Your task is to filter the data below down to the lines holding "Percobaan".

· · ·

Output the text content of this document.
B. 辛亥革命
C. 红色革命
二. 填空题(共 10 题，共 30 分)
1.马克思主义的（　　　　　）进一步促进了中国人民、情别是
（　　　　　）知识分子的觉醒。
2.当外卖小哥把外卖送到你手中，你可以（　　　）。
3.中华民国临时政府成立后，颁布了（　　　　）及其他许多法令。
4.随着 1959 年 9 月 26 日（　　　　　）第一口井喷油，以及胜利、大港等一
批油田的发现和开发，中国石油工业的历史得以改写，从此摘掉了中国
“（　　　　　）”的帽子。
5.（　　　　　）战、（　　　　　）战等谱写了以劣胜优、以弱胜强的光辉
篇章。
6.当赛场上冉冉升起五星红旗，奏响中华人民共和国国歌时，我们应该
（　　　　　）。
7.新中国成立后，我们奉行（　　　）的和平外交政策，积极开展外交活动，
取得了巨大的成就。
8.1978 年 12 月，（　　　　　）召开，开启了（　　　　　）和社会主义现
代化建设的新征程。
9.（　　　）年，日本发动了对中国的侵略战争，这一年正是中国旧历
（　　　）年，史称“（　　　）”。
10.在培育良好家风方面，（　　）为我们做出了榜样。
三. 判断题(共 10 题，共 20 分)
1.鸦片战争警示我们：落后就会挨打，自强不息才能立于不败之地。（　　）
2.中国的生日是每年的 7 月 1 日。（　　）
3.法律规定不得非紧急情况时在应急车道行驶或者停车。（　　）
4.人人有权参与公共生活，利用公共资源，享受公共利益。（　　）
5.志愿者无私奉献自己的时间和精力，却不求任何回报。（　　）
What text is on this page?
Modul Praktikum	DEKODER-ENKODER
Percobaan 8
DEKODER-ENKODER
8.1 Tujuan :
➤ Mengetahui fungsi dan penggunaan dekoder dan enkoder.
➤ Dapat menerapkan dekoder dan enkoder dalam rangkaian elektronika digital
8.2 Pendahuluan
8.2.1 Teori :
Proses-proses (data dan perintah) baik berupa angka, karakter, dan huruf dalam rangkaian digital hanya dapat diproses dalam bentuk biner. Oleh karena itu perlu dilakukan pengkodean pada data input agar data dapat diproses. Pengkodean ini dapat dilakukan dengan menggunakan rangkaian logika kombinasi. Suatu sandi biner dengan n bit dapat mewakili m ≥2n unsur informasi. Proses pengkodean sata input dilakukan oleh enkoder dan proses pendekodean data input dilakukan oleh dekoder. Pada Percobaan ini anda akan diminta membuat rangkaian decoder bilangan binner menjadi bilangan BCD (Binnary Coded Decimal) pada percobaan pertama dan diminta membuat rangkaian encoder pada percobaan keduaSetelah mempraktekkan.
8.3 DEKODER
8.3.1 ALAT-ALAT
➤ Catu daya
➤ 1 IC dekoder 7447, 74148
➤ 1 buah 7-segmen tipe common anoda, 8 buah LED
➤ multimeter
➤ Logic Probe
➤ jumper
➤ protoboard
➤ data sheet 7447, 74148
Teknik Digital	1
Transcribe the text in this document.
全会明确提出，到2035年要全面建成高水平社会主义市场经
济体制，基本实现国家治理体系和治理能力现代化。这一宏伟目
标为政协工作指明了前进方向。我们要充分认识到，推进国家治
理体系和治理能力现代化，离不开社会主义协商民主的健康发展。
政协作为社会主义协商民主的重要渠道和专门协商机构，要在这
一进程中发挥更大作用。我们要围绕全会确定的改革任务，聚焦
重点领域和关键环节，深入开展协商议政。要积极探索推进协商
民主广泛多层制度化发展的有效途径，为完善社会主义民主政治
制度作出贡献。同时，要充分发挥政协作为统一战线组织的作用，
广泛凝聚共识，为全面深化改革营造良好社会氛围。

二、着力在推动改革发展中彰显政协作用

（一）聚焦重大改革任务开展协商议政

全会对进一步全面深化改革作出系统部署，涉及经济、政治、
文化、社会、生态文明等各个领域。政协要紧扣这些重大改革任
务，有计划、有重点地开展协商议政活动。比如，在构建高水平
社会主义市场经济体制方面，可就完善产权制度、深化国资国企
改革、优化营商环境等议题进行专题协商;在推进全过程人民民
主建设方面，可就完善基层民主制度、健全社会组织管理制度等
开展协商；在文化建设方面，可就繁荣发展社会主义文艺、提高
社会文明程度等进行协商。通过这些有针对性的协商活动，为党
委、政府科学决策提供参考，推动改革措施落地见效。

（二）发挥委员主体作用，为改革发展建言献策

· · ·

Solution |
Percobaan 8
Proses-proses (data dan perintah) baik berupa angka, karakter, dan huruf dalam rangkaian digital hanya dapat diproses dalam bentuk biner. Oleh karena itu perlu dilakukan pengkodean pada data input agar data dapat diproses. Pengkodean ini dapat dilakukan dengan menggunakan rangkaian logika kombinasi. Suatu sandi biner dengan n bit dapat mewakili m ≥2n unsur informasi. Proses pengkodean sata input dilakukan oleh enkoder dan proses pendekodean data input dilakukan oleh dekoder. Pada Percobaan ini anda akan diminta membuat rangkaian decoder bilangan binner menjadi bilangan BCD (Binnary Coded Decimal) pada percobaan pertama dan diminta membuat rangkaian encoder pada percobaan keduaSetelah mempraktekkan.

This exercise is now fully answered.